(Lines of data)
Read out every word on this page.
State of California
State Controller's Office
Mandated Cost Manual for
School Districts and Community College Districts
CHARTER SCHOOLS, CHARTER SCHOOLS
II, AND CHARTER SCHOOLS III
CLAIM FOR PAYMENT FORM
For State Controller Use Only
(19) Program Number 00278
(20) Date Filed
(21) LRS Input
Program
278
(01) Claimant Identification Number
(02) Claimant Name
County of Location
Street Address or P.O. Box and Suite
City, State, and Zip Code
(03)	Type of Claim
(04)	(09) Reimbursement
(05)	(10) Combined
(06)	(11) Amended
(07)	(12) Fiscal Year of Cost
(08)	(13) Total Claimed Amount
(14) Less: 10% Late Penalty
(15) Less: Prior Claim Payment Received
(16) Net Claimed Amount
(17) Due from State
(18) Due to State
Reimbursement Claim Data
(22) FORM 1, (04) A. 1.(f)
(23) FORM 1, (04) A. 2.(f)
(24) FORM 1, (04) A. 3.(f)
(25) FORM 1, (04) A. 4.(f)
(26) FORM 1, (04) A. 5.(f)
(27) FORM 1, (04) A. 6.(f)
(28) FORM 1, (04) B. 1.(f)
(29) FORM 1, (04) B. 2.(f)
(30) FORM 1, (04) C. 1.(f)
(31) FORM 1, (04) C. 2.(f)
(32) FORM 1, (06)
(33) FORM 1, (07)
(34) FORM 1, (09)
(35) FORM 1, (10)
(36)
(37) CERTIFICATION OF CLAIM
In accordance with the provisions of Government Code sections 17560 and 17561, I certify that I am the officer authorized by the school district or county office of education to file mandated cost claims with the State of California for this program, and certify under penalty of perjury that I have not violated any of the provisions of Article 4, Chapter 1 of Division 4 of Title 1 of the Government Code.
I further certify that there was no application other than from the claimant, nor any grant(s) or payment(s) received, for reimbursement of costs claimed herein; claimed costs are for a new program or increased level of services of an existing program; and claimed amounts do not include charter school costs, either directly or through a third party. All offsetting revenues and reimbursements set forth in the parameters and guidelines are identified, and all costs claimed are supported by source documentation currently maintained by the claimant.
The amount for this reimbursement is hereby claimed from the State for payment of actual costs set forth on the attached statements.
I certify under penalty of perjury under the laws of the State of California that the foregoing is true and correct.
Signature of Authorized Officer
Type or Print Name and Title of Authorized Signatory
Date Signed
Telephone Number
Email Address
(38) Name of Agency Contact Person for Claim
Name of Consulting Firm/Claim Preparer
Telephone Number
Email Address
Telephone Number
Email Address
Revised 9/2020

> WORK TO DO: Extract the complete listing above, reproducing each line exactly.

> THE OUTPUT:
Read out every word on this page.
State of California
State Controller's Office
Mandated Cost Manual for
School Districts and Community College Districts
CHARTER SCHOOLS, CHARTER SCHOOLS
II, AND CHARTER SCHOOLS III
CLAIM FOR PAYMENT FORM
For State Controller Use Only
(19) Program Number 00278
(20) Date Filed
(21) LRS Input
Program
278
(01) Claimant Identification Number
(02) Claimant Name
County of Location
Street Address or P.O. Box and Suite
City, State, and Zip Code
(03)	Type of Claim
(04)	(09) Reimbursement
(05)	(10) Combined
(06)	(11) Amended
(07)	(12) Fiscal Year of Cost
(08)	(13) Total Claimed Amount
(14) Less: 10% Late Penalty
(15) Less: Prior Claim Payment Received
(16) Net Claimed Amount
(17) Due from State
(18) Due to State
Reimbursement Claim Data
(22) FORM 1, (04) A. 1.(f)
(23) FORM 1, (04) A. 2.(f)
(24) FORM 1, (04) A. 3.(f)
(25) FORM 1, (04) A. 4.(f)
(26) FORM 1, (04) A. 5.(f)
(27) FORM 1, (04) A. 6.(f)
(28) FORM 1, (04) B. 1.(f)
(29) FORM 1, (04) B. 2.(f)
(30) FORM 1, (04) C. 1.(f)
(31) FORM 1, (04) C. 2.(f)
(32) FORM 1, (06)
(33) FORM 1, (07)
(34) FORM 1, (09)
(35) FORM 1, (10)
(36)
(37) CERTIFICATION OF CLAIM
In accordance with the provisions of Government Code sections 17560 and 17561, I certify that I am the officer authorized by the school district or county office of education to file mandated cost claims with the State of California for this program, and certify under penalty of perjury that I have not violated any of the provisions of Article 4, Chapter 1 of Division 4 of Title 1 of the Government Code.
I further certify that there was no application other than from the claimant, nor any grant(s) or payment(s) received, for reimbursement of costs claimed herein; claimed costs are for a new program or increased level of services of an existing program; and claimed amounts do not include charter school costs, either directly or through a third party. All offsetting revenues and reimbursements set forth in the parameters and guidelines are identified, and all costs claimed are supported by source documentation currently maintained by the claimant.
The amount for this reimbursement is hereby claimed from the State for payment of actual costs set forth on the attached statements.
I certify under penalty of perjury under the laws of the State of California that the foregoing is true and correct.
Signature of Authorized Officer
Type or Print Name and Title of Authorized Signatory
Date Signed
Telephone Number
Email Address
(38) Name of Agency Contact Person for Claim
Name of Consulting Firm/Claim Preparer
Telephone Number
Email Address
Telephone Number
Email Address
Revised 9/2020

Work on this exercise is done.